* EXERCISE DETAILS: Take every line from the listing below that contains "Wind".

* DATA PROVIDED:

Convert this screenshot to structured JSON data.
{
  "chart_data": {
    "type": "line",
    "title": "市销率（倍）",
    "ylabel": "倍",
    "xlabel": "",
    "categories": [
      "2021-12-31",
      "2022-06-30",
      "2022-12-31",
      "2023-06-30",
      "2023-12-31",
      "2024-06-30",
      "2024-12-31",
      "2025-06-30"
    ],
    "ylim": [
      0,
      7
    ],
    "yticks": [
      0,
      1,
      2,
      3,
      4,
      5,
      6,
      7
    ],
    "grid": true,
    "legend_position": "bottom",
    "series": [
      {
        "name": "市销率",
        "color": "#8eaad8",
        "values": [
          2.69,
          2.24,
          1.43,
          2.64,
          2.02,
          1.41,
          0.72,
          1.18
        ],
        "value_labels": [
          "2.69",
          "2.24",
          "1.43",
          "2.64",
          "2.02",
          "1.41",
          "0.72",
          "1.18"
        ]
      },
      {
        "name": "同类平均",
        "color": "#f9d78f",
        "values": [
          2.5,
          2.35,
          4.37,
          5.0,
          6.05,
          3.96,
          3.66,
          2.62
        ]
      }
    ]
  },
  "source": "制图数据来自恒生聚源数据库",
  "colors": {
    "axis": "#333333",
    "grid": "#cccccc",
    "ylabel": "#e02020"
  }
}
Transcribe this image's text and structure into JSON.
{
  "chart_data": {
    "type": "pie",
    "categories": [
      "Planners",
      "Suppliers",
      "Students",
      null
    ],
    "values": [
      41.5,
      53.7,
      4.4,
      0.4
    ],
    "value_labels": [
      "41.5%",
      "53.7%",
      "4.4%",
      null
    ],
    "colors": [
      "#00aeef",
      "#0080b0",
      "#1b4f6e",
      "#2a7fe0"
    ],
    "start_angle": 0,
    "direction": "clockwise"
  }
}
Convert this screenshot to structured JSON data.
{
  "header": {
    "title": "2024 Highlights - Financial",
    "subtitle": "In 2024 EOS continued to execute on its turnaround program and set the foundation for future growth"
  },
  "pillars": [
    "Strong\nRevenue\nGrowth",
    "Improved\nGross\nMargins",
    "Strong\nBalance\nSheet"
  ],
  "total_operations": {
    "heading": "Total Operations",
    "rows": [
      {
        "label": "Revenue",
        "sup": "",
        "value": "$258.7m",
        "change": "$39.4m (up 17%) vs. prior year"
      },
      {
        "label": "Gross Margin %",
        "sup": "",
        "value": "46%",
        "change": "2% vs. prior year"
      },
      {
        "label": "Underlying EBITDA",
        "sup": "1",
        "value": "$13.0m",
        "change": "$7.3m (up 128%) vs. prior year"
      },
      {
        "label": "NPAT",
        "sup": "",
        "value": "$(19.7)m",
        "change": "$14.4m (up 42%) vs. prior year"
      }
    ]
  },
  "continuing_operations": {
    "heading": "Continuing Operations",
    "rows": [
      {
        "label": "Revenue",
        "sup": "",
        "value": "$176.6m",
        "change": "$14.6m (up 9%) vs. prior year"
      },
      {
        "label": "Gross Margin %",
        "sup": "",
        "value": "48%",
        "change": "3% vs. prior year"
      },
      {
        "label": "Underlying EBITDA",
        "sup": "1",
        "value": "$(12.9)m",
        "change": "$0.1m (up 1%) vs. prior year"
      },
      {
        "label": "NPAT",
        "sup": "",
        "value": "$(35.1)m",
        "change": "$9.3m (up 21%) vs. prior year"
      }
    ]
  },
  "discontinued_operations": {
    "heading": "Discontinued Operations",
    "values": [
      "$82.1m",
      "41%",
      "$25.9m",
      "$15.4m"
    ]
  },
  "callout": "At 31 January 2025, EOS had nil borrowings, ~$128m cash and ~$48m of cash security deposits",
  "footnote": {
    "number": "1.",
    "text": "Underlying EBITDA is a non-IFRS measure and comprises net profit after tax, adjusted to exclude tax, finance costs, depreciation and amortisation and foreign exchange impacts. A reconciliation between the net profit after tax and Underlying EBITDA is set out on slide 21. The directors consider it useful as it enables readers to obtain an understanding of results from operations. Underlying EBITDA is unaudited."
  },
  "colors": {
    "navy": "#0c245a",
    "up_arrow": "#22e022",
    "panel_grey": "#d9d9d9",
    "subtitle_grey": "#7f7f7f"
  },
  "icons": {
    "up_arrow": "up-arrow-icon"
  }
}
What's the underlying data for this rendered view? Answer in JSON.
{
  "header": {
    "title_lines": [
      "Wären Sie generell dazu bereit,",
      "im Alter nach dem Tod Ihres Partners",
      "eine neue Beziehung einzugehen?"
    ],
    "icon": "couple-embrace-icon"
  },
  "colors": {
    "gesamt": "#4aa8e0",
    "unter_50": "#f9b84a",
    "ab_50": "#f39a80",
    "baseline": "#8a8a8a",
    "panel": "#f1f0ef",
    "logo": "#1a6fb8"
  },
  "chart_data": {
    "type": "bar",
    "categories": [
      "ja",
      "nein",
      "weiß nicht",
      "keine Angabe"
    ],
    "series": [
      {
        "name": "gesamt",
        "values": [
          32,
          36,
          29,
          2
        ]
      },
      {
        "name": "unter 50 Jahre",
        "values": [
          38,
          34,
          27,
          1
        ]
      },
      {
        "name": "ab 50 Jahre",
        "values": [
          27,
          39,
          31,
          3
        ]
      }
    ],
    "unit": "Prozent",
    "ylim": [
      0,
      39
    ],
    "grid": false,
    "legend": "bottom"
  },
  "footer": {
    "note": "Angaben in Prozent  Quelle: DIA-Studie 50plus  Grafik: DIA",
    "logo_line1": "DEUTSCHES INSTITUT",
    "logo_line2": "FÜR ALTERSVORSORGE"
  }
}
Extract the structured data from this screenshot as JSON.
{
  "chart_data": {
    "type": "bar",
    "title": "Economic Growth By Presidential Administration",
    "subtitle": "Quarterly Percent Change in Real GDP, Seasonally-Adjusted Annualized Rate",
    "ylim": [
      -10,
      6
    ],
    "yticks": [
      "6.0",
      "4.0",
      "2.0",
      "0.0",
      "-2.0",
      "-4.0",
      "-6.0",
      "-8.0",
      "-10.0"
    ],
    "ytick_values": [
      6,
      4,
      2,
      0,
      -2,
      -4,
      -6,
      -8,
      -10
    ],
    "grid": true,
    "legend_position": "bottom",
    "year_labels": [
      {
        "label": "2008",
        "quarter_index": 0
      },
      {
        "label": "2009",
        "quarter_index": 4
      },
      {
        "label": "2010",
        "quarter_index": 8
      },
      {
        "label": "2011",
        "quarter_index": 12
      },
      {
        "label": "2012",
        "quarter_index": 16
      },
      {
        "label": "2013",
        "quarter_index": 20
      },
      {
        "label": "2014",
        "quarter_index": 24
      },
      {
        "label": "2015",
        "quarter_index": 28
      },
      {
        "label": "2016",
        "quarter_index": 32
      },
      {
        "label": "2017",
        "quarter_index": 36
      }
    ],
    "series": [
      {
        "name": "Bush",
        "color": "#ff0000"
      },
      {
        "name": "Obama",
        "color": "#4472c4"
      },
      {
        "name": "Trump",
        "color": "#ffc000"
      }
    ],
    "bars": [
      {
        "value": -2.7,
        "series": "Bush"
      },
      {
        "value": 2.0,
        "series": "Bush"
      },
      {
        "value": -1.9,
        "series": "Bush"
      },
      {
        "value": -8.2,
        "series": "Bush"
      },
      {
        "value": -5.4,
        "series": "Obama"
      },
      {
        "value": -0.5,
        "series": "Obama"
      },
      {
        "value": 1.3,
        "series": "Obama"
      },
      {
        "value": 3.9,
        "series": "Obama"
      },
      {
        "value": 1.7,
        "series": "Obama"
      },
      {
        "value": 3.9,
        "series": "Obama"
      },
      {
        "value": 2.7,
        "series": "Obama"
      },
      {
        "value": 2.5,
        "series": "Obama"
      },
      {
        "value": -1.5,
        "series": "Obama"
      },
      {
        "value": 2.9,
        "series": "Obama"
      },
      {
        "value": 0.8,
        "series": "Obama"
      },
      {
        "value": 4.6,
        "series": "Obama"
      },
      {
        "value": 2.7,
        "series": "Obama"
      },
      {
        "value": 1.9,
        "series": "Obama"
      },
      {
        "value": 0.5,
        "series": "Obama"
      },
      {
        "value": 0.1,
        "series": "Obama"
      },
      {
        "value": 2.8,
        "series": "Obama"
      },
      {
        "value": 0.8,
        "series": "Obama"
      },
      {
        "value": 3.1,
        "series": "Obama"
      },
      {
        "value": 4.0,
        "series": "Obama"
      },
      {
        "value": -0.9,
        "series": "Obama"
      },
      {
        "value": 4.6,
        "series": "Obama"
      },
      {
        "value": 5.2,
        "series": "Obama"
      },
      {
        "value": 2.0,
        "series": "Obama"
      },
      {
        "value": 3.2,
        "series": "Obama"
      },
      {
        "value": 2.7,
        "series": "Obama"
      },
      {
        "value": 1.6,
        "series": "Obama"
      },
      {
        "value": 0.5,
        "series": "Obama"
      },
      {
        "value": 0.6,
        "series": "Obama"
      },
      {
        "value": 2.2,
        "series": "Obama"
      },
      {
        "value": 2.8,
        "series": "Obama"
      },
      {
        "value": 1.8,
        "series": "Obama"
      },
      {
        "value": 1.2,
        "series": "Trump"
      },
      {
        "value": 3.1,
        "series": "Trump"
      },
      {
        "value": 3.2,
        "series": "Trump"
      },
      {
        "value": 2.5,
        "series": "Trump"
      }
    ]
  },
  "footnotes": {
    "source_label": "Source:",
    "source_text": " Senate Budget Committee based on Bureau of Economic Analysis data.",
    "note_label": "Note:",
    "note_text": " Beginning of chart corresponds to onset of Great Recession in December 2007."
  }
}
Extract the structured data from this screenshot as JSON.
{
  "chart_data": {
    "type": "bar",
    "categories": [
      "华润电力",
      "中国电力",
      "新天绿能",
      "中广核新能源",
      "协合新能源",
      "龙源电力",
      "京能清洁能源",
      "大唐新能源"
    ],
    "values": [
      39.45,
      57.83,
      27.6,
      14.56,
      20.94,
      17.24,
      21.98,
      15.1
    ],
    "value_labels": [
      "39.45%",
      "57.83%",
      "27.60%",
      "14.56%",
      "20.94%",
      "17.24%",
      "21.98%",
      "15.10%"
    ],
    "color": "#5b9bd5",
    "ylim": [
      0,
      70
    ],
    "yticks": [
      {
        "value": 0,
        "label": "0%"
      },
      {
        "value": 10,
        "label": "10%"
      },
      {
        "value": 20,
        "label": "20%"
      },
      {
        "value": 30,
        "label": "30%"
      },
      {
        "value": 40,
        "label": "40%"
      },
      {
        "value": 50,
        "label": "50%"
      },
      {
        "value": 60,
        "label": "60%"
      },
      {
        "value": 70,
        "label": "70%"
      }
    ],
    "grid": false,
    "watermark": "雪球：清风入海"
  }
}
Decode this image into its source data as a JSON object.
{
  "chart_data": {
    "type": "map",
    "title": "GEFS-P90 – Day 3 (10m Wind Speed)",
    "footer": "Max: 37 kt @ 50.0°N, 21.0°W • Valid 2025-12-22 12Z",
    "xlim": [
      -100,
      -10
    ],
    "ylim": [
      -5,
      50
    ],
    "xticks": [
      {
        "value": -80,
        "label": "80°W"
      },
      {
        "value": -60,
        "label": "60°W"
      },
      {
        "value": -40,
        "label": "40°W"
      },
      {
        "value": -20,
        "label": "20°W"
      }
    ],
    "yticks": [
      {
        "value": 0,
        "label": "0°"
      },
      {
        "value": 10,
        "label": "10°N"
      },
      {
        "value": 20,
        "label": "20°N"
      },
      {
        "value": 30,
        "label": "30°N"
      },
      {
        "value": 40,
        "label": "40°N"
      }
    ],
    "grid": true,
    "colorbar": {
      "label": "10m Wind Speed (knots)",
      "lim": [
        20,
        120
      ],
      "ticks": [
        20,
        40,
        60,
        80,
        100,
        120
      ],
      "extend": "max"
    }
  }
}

* FINAL RESULT:
    "title": "GEFS-P90 – Day 3 (10m Wind Speed)",
      "label": "10m Wind Speed (knots)",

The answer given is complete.